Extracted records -
* START *

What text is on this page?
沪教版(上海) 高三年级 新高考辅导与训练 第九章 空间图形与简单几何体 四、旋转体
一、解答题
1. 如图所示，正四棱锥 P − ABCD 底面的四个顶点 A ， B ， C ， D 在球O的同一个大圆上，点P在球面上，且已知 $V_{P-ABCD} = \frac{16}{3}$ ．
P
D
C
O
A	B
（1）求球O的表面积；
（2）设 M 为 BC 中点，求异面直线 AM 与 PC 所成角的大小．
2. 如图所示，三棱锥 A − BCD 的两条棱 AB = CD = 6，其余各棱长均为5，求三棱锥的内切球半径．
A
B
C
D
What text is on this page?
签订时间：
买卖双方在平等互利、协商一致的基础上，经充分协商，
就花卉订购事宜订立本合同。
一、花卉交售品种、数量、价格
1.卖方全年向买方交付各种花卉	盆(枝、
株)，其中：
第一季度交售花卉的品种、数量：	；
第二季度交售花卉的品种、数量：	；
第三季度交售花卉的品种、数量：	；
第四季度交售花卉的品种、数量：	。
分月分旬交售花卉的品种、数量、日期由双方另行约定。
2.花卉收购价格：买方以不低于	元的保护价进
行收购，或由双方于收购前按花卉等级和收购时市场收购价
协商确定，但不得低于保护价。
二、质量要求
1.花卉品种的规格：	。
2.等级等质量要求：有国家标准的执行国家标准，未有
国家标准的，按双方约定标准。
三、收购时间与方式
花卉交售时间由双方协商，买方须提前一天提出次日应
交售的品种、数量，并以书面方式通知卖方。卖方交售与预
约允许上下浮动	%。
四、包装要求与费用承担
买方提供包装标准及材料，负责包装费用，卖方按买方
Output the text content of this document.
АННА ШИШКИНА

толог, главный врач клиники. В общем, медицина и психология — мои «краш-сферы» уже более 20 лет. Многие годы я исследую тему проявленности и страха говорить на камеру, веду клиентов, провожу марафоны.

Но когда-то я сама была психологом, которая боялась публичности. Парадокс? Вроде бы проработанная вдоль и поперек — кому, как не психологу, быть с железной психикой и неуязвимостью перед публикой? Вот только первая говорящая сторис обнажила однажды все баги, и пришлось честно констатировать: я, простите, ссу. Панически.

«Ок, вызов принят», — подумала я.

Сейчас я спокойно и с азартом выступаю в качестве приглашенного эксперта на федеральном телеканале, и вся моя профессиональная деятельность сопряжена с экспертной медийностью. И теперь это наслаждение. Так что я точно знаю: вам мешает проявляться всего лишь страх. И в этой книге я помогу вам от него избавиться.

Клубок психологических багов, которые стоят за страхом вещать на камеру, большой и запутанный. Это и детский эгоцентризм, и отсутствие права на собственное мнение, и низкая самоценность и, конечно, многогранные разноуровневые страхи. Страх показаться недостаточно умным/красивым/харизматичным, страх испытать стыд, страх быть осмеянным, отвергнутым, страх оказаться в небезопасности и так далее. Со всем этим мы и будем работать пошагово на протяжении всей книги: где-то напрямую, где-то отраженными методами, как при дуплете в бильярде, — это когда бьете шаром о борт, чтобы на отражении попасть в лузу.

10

* END *

YOUR OBJECTIVE - Search the listing above for the string "камеру". Copy every line that contains it.

SOLVED PROBLEM -
толог, главный врач клиники. В общем, медицина и психология — мои «краш-сферы» уже более 20 лет. Многие годы я исследую тему проявленности и страха говорить на камеру, веду клиентов, провожу марафоны.
Клубок психологических багов, которые стоят за страхом вещать на камеру, большой и запутанный. Это и детский эгоцентризм, и отсутствие права на собственное мнение, и низкая самоценность и, конечно, многогранные разноуровневые страхи. Страх показаться недостаточно умным/красивым/харизматичным, страх испытать стыд, страх быть осмеянным, отвергнутым, страх оказаться в небезопасности и так далее. Со всем этим мы и будем работать пошагово на протяжении всей книги: где-то напрямую, где-то отраженными методами, как при дуплете в бильярде, — это когда бьете шаром о борт, чтобы на отражении попасть в лузу.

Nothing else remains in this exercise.